— begin —
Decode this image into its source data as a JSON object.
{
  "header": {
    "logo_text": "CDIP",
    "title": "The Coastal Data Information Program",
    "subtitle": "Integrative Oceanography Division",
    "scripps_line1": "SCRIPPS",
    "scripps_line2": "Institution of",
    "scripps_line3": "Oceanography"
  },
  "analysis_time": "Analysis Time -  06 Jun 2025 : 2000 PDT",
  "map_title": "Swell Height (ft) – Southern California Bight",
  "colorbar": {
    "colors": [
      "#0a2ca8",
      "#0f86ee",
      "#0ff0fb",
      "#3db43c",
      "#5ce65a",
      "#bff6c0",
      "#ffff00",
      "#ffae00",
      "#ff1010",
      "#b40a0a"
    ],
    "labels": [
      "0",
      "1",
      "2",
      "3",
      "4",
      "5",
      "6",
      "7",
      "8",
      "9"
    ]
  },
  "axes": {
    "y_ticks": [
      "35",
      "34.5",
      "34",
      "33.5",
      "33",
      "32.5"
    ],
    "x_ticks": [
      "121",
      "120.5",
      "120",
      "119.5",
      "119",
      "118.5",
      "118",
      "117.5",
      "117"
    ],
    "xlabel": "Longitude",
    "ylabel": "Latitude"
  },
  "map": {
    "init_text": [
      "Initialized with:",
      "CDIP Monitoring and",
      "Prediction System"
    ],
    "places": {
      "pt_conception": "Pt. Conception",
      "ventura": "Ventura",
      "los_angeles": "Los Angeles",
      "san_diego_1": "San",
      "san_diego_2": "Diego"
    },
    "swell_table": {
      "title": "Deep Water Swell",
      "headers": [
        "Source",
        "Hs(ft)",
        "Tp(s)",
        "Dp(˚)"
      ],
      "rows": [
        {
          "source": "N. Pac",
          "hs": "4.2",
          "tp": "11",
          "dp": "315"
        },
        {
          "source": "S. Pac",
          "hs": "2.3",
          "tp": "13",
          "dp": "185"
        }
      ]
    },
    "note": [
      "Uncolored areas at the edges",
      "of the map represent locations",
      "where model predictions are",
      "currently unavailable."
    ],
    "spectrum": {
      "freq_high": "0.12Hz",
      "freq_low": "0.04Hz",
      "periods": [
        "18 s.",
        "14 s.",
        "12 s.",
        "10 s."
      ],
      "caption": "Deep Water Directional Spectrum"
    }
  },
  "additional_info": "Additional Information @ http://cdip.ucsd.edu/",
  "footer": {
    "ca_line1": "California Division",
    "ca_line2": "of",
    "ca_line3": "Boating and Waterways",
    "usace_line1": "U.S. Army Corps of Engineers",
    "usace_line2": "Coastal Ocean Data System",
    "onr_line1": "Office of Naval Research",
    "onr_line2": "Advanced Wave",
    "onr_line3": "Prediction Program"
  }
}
— end —
▶ What is asked
Copy all the records above exactly, missing none.

▶ Answer to this problem
Decode this image into its source data as a JSON object.
{
  "header": {
    "logo_text": "CDIP",
    "title": "The Coastal Data Information Program",
    "subtitle": "Integrative Oceanography Division",
    "scripps_line1": "SCRIPPS",
    "scripps_line2": "Institution of",
    "scripps_line3": "Oceanography"
  },
  "analysis_time": "Analysis Time -  06 Jun 2025 : 2000 PDT",
  "map_title": "Swell Height (ft) – Southern California Bight",
  "colorbar": {
    "colors": [
      "#0a2ca8",
      "#0f86ee",
      "#0ff0fb",
      "#3db43c",
      "#5ce65a",
      "#bff6c0",
      "#ffff00",
      "#ffae00",
      "#ff1010",
      "#b40a0a"
    ],
    "labels": [
      "0",
      "1",
      "2",
      "3",
      "4",
      "5",
      "6",
      "7",
      "8",
      "9"
    ]
  },
  "axes": {
    "y_ticks": [
      "35",
      "34.5",
      "34",
      "33.5",
      "33",
      "32.5"
    ],
    "x_ticks": [
      "121",
      "120.5",
      "120",
      "119.5",
      "119",
      "118.5",
      "118",
      "117.5",
      "117"
    ],
    "xlabel": "Longitude",
    "ylabel": "Latitude"
  },
  "map": {
    "init_text": [
      "Initialized with:",
      "CDIP Monitoring and",
      "Prediction System"
    ],
    "places": {
      "pt_conception": "Pt. Conception",
      "ventura": "Ventura",
      "los_angeles": "Los Angeles",
      "san_diego_1": "San",
      "san_diego_2": "Diego"
    },
    "swell_table": {
      "title": "Deep Water Swell",
      "headers": [
        "Source",
        "Hs(ft)",
        "Tp(s)",
        "Dp(˚)"
      ],
      "rows": [
        {
          "source": "N. Pac",
          "hs": "4.2",
          "tp": "11",
          "dp": "315"
        },
        {
          "source": "S. Pac",
          "hs": "2.3",
          "tp": "13",
          "dp": "185"
        }
      ]
    },
    "note": [
      "Uncolored areas at the edges",
      "of the map represent locations",
      "where model predictions are",
      "currently unavailable."
    ],
    "spectrum": {
      "freq_high": "0.12Hz",
      "freq_low": "0.04Hz",
      "periods": [
        "18 s.",
        "14 s.",
        "12 s.",
        "10 s."
      ],
      "caption": "Deep Water Directional Spectrum"
    }
  },
  "additional_info": "Additional Information @ http://cdip.ucsd.edu/",
  "footer": {
    "ca_line1": "California Division",
    "ca_line2": "of",
    "ca_line3": "Boating and Waterways",
    "usace_line1": "U.S. Army Corps of Engineers",
    "usace_line2": "Coastal Ocean Data System",
    "onr_line1": "Office of Naval Research",
    "onr_line2": "Advanced Wave",
    "onr_line3": "Prediction Program"
  }
}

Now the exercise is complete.